» **Directions**
Copy every line of the data that contains the string "září".

» **Figure record listings**

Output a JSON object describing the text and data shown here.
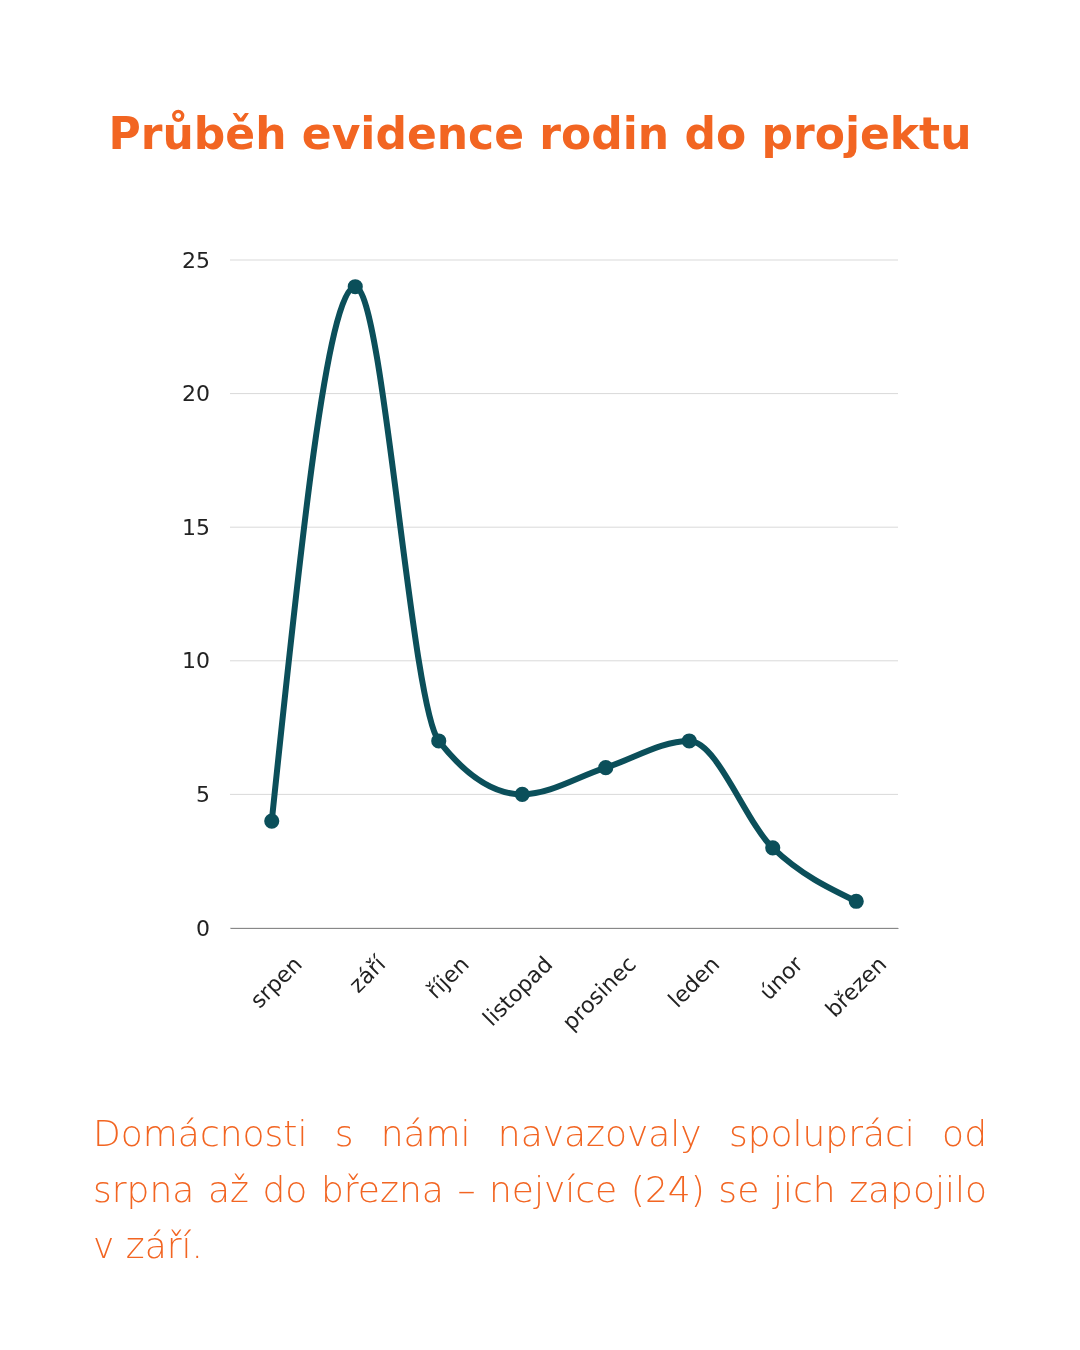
{
  "chart_data": {
    "type": "line",
    "title": "Průběh evidence rodin do projektu",
    "categories": [
      "srpen",
      "září",
      "říjen",
      "listopad",
      "prosinec",
      "leden",
      "únor",
      "březen"
    ],
    "series": [
      {
        "color": "#0b4f5a",
        "values": [
          4,
          24,
          7,
          5,
          6,
          7,
          3,
          1
        ]
      }
    ],
    "ylim": [
      0,
      25
    ],
    "yticks": [
      0,
      5,
      10,
      15,
      20,
      25
    ],
    "grid": "y",
    "marker": "circle",
    "line_style": "solid",
    "annotations": [
      "Domácnosti s námi navazovaly spolupráci od srpna až do března – nejvíce (24) se jich zapojilo v září."
    ]
  }
}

» **Full output**
      "září",
      "Domácnosti s námi navazovaly spolupráci od srpna až do března – nejvíce (24) se jich zapojilo v září."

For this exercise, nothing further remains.